RECORDED DATA

— start —

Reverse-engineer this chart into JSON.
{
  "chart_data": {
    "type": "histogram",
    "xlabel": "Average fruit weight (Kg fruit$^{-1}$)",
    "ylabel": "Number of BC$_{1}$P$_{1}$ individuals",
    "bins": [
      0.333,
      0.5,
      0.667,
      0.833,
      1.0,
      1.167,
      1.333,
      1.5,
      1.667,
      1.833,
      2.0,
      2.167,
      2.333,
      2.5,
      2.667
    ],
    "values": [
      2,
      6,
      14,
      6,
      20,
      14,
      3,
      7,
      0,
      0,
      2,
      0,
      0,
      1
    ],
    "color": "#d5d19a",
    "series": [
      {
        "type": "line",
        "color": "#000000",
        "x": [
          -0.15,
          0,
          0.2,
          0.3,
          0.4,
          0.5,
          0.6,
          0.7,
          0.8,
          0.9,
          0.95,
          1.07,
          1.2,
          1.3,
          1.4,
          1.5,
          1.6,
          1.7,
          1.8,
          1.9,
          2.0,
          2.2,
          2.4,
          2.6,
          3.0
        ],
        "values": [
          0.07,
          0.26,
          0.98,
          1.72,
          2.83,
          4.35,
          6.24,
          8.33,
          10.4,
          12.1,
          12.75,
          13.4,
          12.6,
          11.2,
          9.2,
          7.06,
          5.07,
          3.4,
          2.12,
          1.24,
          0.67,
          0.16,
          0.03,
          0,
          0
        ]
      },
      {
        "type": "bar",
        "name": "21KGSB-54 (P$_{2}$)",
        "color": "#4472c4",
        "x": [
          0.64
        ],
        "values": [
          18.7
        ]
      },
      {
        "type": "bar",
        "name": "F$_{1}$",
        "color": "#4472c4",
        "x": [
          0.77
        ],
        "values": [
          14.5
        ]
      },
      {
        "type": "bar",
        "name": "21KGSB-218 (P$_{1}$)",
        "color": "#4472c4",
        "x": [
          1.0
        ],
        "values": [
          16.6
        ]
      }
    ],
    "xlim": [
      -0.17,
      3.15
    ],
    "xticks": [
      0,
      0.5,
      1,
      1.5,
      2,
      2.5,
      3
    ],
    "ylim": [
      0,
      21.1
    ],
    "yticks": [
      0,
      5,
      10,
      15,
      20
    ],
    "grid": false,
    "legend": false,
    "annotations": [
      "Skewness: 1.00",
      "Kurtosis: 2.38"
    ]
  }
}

— end —

YOUR OBJECTIVE
Using the data above, copy each line that contains "name".

RESULT OF THE EXERCISE
        "name": "21KGSB-54 (P$_{2}$)",
        "name": "F$_{1}$",
        "name": "21KGSB-218 (P$_{1}$)",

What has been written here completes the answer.